**Data rows**
┌──

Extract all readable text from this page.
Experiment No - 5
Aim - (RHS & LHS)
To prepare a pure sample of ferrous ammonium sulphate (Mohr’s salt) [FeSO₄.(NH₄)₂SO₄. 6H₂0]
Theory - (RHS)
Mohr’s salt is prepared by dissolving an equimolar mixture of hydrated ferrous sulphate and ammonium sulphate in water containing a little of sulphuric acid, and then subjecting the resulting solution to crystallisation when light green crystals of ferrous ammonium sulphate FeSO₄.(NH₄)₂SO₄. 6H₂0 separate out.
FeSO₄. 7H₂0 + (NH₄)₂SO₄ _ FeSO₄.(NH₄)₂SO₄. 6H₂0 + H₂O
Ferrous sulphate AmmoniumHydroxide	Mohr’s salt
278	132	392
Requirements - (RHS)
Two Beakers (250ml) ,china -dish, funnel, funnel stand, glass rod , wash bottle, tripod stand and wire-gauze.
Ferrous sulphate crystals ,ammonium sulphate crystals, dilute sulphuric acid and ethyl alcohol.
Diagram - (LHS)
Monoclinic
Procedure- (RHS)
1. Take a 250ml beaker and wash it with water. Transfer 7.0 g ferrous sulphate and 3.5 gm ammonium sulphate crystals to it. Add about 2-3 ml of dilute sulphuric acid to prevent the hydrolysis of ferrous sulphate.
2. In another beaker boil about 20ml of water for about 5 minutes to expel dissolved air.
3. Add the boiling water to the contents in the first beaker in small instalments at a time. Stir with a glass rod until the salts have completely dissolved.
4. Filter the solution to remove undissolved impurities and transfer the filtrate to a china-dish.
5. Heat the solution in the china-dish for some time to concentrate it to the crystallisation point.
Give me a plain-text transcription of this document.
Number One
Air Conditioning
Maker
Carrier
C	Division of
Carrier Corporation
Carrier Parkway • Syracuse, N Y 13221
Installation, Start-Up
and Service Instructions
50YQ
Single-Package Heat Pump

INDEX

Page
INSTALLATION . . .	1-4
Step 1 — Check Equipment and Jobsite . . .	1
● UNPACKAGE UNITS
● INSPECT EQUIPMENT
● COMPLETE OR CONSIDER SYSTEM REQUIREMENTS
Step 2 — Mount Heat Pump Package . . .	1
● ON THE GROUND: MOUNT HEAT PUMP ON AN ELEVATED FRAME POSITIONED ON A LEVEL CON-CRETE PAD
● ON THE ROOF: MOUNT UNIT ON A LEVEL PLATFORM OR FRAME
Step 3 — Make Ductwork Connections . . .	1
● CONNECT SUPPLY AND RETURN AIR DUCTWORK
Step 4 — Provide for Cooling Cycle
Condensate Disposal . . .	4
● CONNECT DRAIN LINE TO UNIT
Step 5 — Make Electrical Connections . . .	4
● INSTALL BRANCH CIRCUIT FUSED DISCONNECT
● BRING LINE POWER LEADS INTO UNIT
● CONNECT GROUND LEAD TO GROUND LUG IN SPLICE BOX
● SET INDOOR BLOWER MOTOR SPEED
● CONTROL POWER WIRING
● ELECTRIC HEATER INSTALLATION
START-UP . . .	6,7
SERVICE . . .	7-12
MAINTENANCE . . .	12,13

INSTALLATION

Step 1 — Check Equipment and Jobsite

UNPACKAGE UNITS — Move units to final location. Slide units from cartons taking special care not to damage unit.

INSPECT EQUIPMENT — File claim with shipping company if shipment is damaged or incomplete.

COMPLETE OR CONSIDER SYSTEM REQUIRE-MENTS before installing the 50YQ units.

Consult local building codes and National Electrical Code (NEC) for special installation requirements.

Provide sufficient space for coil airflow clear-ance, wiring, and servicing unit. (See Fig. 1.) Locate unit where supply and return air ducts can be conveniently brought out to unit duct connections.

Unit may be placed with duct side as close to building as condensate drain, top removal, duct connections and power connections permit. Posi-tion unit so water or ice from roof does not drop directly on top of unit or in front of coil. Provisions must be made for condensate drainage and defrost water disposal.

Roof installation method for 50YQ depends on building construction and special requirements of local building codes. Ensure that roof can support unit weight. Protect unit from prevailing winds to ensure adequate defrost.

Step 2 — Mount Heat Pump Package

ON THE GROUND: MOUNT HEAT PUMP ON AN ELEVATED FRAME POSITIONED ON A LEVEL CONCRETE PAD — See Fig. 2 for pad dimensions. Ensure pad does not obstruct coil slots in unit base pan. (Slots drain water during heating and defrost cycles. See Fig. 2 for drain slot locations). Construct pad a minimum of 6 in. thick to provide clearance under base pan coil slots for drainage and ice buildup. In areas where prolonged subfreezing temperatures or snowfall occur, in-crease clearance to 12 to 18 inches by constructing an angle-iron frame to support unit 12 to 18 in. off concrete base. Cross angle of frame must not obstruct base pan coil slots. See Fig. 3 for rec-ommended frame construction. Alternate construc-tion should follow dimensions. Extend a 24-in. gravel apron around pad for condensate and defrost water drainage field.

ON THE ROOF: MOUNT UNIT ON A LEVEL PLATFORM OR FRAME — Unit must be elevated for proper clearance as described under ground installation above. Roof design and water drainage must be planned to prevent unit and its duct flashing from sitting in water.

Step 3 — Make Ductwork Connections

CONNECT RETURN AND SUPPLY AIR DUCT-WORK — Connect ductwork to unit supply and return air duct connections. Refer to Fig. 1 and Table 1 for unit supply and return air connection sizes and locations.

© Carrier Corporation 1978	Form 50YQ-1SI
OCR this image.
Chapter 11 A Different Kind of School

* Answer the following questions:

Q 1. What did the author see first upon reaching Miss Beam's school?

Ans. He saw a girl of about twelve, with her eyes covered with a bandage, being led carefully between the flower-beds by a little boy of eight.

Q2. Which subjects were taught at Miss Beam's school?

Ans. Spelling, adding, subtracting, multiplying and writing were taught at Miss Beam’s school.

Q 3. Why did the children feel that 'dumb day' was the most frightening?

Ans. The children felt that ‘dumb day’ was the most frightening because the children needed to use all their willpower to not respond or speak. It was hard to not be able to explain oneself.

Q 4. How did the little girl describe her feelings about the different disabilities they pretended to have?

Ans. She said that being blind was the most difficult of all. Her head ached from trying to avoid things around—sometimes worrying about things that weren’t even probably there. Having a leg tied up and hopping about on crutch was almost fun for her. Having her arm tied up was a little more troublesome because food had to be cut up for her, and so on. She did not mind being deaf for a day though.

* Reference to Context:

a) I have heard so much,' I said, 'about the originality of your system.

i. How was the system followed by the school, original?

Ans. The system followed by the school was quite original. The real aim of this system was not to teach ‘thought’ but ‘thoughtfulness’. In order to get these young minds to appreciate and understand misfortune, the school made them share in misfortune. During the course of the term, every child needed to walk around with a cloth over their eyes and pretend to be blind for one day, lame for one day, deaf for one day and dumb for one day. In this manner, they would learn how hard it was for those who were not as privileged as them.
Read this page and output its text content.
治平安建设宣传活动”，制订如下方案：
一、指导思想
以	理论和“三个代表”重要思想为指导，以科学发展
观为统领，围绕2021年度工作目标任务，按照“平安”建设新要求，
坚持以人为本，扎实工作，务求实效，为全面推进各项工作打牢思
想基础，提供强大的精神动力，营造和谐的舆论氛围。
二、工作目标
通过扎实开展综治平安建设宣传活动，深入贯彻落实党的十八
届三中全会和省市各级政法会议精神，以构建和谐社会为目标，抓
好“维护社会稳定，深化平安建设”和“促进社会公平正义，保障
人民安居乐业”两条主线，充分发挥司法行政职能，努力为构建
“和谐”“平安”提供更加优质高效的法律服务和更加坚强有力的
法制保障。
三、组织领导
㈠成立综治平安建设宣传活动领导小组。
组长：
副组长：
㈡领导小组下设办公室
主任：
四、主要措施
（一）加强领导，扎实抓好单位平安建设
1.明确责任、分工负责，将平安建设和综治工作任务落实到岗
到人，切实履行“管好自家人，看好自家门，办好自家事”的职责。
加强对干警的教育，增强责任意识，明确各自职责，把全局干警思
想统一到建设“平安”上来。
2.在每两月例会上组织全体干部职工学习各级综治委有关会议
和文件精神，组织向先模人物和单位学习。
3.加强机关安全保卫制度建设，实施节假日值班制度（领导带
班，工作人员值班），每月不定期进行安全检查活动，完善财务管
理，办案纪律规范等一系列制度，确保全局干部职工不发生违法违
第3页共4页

└──

**What to work on**
Every line above that contains the word "china" should be reported.

**Finished exercise**
Two Beakers (250ml) ,china -dish, funnel, funnel stand, glass rod , wash bottle, tripod stand and wire-gauze.
4. Filter the solution to remove undissolved impurities and transfer the filtrate to a china-dish.
5. Heat the solution in the china-dish for some time to concentrate it to the crystallisation point.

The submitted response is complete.